» **Collected data entries**:
* BEGIN *
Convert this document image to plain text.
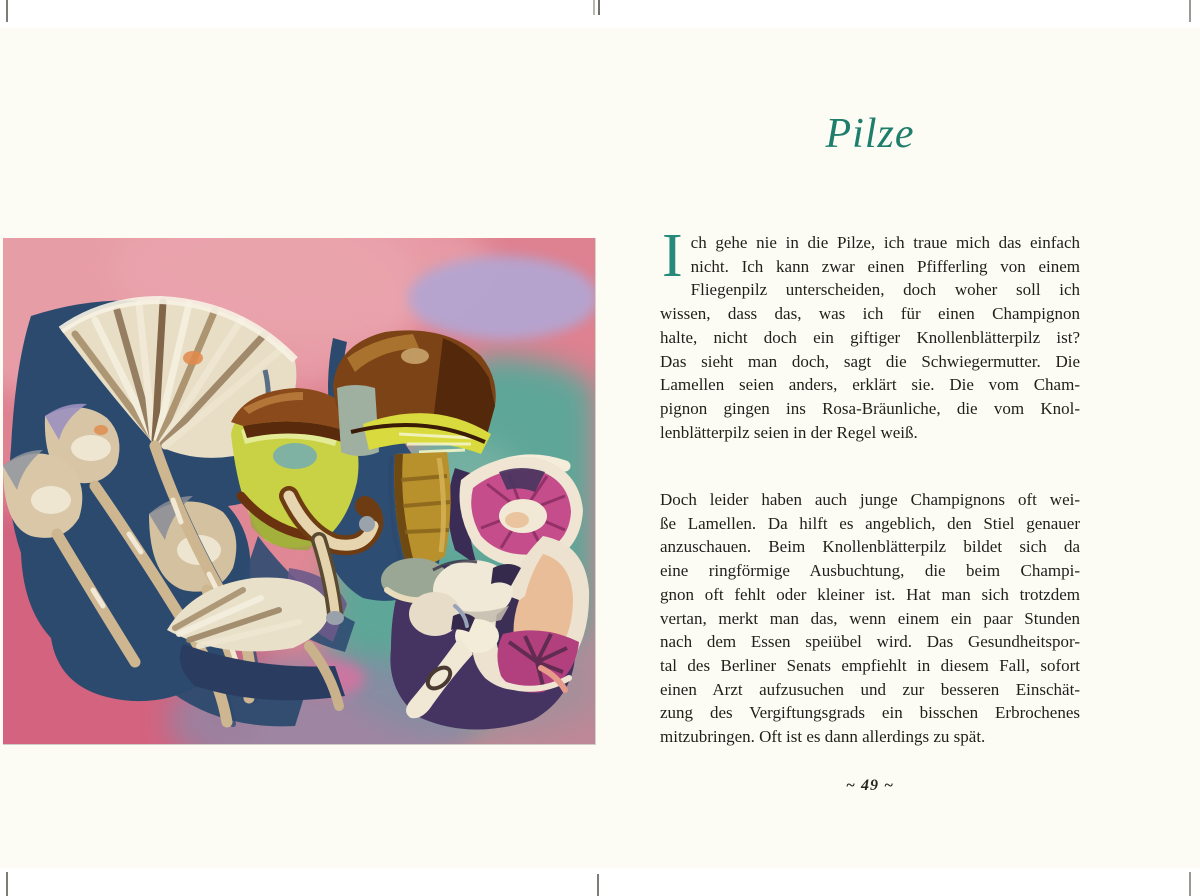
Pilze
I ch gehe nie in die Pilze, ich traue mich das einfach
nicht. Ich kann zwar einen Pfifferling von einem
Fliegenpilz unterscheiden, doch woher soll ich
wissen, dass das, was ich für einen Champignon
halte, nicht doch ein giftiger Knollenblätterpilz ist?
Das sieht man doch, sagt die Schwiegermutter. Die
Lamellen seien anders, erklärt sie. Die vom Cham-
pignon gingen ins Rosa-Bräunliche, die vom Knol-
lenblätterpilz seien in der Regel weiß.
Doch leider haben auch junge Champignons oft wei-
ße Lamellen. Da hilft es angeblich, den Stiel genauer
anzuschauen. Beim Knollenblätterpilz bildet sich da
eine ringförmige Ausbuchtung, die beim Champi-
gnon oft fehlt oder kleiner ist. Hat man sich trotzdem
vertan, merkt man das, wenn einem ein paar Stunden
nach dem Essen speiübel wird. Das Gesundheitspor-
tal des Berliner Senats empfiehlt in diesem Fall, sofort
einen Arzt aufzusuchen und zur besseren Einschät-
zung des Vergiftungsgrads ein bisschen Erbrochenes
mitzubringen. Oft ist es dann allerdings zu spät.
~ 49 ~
* END *
* BEGIN *
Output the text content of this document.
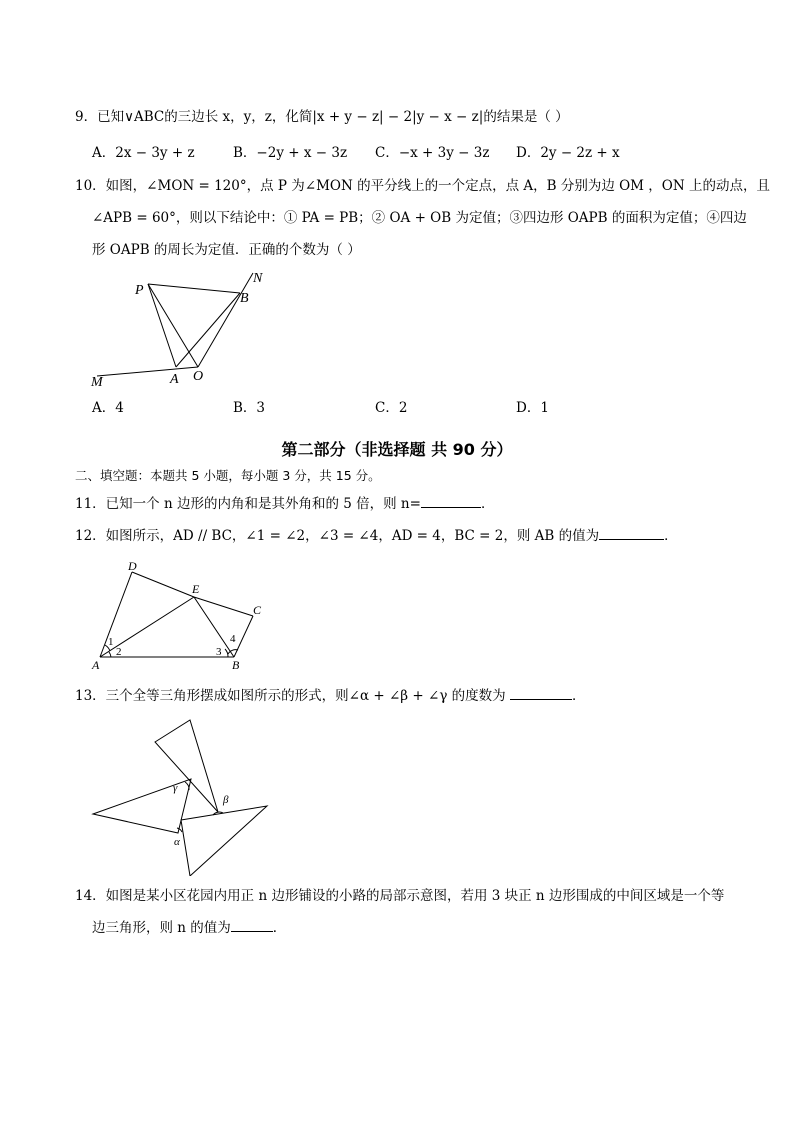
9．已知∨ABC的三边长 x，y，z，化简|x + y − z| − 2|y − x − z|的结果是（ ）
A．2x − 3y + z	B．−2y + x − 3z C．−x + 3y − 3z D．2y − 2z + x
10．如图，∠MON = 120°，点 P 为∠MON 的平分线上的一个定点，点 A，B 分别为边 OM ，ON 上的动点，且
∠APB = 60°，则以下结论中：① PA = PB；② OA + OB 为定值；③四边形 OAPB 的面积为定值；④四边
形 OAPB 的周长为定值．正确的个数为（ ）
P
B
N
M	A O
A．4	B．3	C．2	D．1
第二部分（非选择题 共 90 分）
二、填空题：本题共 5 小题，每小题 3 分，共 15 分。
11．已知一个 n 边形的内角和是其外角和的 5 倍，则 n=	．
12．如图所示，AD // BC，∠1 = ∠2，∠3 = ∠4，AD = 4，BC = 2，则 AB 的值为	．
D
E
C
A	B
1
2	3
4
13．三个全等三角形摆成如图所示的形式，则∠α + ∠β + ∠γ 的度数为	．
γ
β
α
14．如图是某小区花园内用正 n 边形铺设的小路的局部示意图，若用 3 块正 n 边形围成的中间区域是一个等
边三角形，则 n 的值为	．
* END *
» **Goal of the exercise**: Scan the material above. Extract every line in which the word "einen" occurs.

» **Final answer**:
nicht. Ich kann zwar einen Pfifferling von einem
wissen, dass das, was ich für einen Champignon
einen Arzt aufzusuchen und zur besseren Einschät-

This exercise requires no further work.